● Required task:
What follows is a set of entries. Give them again exactly, without the pictures.

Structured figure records
......

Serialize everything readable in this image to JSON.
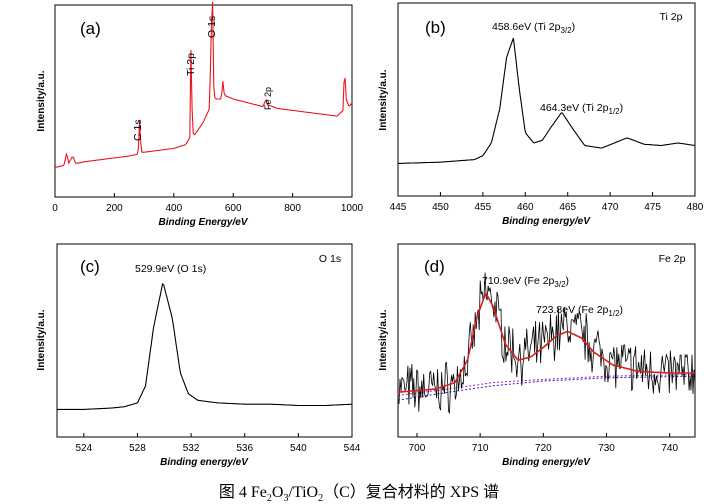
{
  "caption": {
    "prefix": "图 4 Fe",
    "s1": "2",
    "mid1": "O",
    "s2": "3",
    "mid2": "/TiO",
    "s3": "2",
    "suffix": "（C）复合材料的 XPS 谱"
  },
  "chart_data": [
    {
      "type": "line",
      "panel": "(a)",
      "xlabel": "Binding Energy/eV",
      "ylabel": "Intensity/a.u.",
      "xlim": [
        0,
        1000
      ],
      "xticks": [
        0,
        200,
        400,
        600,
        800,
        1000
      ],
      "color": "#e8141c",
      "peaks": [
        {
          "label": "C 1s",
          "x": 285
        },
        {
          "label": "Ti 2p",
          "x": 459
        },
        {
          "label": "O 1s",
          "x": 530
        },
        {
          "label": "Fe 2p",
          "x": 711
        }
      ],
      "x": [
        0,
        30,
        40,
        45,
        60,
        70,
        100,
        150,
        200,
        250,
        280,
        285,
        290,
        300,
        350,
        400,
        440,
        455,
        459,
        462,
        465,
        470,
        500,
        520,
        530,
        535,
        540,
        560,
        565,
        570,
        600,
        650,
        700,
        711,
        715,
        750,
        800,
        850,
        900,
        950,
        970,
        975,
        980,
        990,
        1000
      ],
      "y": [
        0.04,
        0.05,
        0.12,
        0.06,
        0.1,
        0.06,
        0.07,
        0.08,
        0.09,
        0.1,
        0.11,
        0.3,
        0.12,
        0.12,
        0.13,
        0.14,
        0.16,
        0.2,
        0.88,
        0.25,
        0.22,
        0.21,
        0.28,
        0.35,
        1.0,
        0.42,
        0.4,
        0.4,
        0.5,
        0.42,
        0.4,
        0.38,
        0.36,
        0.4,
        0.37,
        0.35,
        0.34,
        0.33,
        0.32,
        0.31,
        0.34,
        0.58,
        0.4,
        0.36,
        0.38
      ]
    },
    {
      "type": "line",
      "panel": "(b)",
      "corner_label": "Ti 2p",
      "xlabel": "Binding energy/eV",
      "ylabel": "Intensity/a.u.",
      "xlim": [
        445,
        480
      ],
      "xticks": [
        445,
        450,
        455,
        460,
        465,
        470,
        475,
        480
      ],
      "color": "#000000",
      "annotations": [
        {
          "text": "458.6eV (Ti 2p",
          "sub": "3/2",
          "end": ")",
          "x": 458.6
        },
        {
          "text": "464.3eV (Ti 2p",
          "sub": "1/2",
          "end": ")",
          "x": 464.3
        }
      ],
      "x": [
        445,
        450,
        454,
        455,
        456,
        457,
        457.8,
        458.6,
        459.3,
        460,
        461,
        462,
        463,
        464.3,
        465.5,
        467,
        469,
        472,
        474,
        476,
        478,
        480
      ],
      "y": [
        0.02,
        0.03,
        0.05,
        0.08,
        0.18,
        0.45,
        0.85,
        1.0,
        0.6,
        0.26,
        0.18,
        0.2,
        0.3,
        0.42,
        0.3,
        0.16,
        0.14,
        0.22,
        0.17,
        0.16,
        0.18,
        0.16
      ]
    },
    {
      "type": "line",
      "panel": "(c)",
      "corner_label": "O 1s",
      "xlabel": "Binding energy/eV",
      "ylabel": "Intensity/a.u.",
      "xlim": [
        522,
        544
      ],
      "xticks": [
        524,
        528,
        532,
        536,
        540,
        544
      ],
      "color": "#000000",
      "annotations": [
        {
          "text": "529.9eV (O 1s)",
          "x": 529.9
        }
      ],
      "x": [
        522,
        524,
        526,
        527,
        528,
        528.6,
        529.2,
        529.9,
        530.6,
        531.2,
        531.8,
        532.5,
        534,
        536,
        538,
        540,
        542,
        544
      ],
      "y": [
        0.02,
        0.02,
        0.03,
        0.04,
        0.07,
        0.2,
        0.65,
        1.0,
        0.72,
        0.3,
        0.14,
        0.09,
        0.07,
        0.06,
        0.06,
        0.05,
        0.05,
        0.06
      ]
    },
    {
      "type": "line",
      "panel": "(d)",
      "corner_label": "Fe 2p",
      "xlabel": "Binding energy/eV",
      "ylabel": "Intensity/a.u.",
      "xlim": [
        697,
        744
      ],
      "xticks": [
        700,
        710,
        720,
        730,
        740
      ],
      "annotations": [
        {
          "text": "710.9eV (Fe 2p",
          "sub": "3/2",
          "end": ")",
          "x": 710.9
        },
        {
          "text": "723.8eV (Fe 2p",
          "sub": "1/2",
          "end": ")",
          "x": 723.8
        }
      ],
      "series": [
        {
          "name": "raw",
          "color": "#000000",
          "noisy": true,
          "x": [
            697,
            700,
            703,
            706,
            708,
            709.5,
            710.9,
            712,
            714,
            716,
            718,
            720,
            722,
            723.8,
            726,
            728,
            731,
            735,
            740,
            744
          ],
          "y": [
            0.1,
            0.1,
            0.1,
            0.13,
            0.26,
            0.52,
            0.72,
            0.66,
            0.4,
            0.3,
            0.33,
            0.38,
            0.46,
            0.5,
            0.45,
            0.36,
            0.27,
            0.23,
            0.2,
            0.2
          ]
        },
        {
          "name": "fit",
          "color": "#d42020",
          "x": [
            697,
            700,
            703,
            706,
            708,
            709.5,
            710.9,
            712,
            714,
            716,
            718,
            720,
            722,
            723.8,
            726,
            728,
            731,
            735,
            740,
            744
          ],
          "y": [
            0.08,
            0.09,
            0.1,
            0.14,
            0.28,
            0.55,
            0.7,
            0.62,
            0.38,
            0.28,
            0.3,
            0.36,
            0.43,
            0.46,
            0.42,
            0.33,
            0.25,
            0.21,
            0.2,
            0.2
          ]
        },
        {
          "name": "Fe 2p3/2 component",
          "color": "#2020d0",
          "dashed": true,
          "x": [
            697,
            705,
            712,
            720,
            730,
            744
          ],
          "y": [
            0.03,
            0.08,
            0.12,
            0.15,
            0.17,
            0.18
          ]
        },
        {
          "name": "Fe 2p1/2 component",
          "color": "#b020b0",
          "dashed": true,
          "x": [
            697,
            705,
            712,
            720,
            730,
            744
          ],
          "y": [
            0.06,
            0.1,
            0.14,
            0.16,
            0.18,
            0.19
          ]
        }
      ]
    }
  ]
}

......

● Result:
Serialize everything readable in this image to JSON.
{
  "caption": {
    "prefix": "图 4 Fe",
    "s1": "2",
    "mid1": "O",
    "s2": "3",
    "mid2": "/TiO",
    "s3": "2",
    "suffix": "（C）复合材料的 XPS 谱"
  },
  "chart_data": [
    {
      "type": "line",
      "panel": "(a)",
      "xlabel": "Binding Energy/eV",
      "ylabel": "Intensity/a.u.",
      "xlim": [
        0,
        1000
      ],
      "xticks": [
        0,
        200,
        400,
        600,
        800,
        1000
      ],
      "color": "#e8141c",
      "peaks": [
        {
          "label": "C 1s",
          "x": 285
        },
        {
          "label": "Ti 2p",
          "x": 459
        },
        {
          "label": "O 1s",
          "x": 530
        },
        {
          "label": "Fe 2p",
          "x": 711
        }
      ],
      "x": [
        0,
        30,
        40,
        45,
        60,
        70,
        100,
        150,
        200,
        250,
        280,
        285,
        290,
        300,
        350,
        400,
        440,
        455,
        459,
        462,
        465,
        470,
        500,
        520,
        530,
        535,
        540,
        560,
        565,
        570,
        600,
        650,
        700,
        711,
        715,
        750,
        800,
        850,
        900,
        950,
        970,
        975,
        980,
        990,
        1000
      ],
      "y": [
        0.04,
        0.05,
        0.12,
        0.06,
        0.1,
        0.06,
        0.07,
        0.08,
        0.09,
        0.1,
        0.11,
        0.3,
        0.12,
        0.12,
        0.13,
        0.14,
        0.16,
        0.2,
        0.88,
        0.25,
        0.22,
        0.21,
        0.28,
        0.35,
        1.0,
        0.42,
        0.4,
        0.4,
        0.5,
        0.42,
        0.4,
        0.38,
        0.36,
        0.4,
        0.37,
        0.35,
        0.34,
        0.33,
        0.32,
        0.31,
        0.34,
        0.58,
        0.4,
        0.36,
        0.38
      ]
    },
    {
      "type": "line",
      "panel": "(b)",
      "corner_label": "Ti 2p",
      "xlabel": "Binding energy/eV",
      "ylabel": "Intensity/a.u.",
      "xlim": [
        445,
        480
      ],
      "xticks": [
        445,
        450,
        455,
        460,
        465,
        470,
        475,
        480
      ],
      "color": "#000000",
      "annotations": [
        {
          "text": "458.6eV (Ti 2p",
          "sub": "3/2",
          "end": ")",
          "x": 458.6
        },
        {
          "text": "464.3eV (Ti 2p",
          "sub": "1/2",
          "end": ")",
          "x": 464.3
        }
      ],
      "x": [
        445,
        450,
        454,
        455,
        456,
        457,
        457.8,
        458.6,
        459.3,
        460,
        461,
        462,
        463,
        464.3,
        465.5,
        467,
        469,
        472,
        474,
        476,
        478,
        480
      ],
      "y": [
        0.02,
        0.03,
        0.05,
        0.08,
        0.18,
        0.45,
        0.85,
        1.0,
        0.6,
        0.26,
        0.18,
        0.2,
        0.3,
        0.42,
        0.3,
        0.16,
        0.14,
        0.22,
        0.17,
        0.16,
        0.18,
        0.16
      ]
    },
    {
      "type": "line",
      "panel": "(c)",
      "corner_label": "O 1s",
      "xlabel": "Binding energy/eV",
      "ylabel": "Intensity/a.u.",
      "xlim": [
        522,
        544
      ],
      "xticks": [
        524,
        528,
        532,
        536,
        540,
        544
      ],
      "color": "#000000",
      "annotations": [
        {
          "text": "529.9eV (O 1s)",
          "x": 529.9
        }
      ],
      "x": [
        522,
        524,
        526,
        527,
        528,
        528.6,
        529.2,
        529.9,
        530.6,
        531.2,
        531.8,
        532.5,
        534,
        536,
        538,
        540,
        542,
        544
      ],
      "y": [
        0.02,
        0.02,
        0.03,
        0.04,
        0.07,
        0.2,
        0.65,
        1.0,
        0.72,
        0.3,
        0.14,
        0.09,
        0.07,
        0.06,
        0.06,
        0.05,
        0.05,
        0.06
      ]
    },
    {
      "type": "line",
      "panel": "(d)",
      "corner_label": "Fe 2p",
      "xlabel": "Binding energy/eV",
      "ylabel": "Intensity/a.u.",
      "xlim": [
        697,
        744
      ],
      "xticks": [
        700,
        710,
        720,
        730,
        740
      ],
      "annotations": [
        {
          "text": "710.9eV (Fe 2p",
          "sub": "3/2",
          "end": ")",
          "x": 710.9
        },
        {
          "text": "723.8eV (Fe 2p",
          "sub": "1/2",
          "end": ")",
          "x": 723.8
        }
      ],
      "series": [
        {
          "name": "raw",
          "color": "#000000",
          "noisy": true,
          "x": [
            697,
            700,
            703,
            706,
            708,
            709.5,
            710.9,
            712,
            714,
            716,
            718,
            720,
            722,
            723.8,
            726,
            728,
            731,
            735,
            740,
            744
          ],
          "y": [
            0.1,
            0.1,
            0.1,
            0.13,
            0.26,
            0.52,
            0.72,
            0.66,
            0.4,
            0.3,
            0.33,
            0.38,
            0.46,
            0.5,
            0.45,
            0.36,
            0.27,
            0.23,
            0.2,
            0.2
          ]
        },
        {
          "name": "fit",
          "color": "#d42020",
          "x": [
            697,
            700,
            703,
            706,
            708,
            709.5,
            710.9,
            712,
            714,
            716,
            718,
            720,
            722,
            723.8,
            726,
            728,
            731,
            735,
            740,
            744
          ],
          "y": [
            0.08,
            0.09,
            0.1,
            0.14,
            0.28,
            0.55,
            0.7,
            0.62,
            0.38,
            0.28,
            0.3,
            0.36,
            0.43,
            0.46,
            0.42,
            0.33,
            0.25,
            0.21,
            0.2,
            0.2
          ]
        },
        {
          "name": "Fe 2p3/2 component",
          "color": "#2020d0",
          "dashed": true,
          "x": [
            697,
            705,
            712,
            720,
            730,
            744
          ],
          "y": [
            0.03,
            0.08,
            0.12,
            0.15,
            0.17,
            0.18
          ]
        },
        {
          "name": "Fe 2p1/2 component",
          "color": "#b020b0",
          "dashed": true,
          "x": [
            697,
            705,
            712,
            720,
            730,
            744
          ],
          "y": [
            0.06,
            0.1,
            0.14,
            0.16,
            0.18,
            0.19
          ]
        }
      ]
    }
  ]
}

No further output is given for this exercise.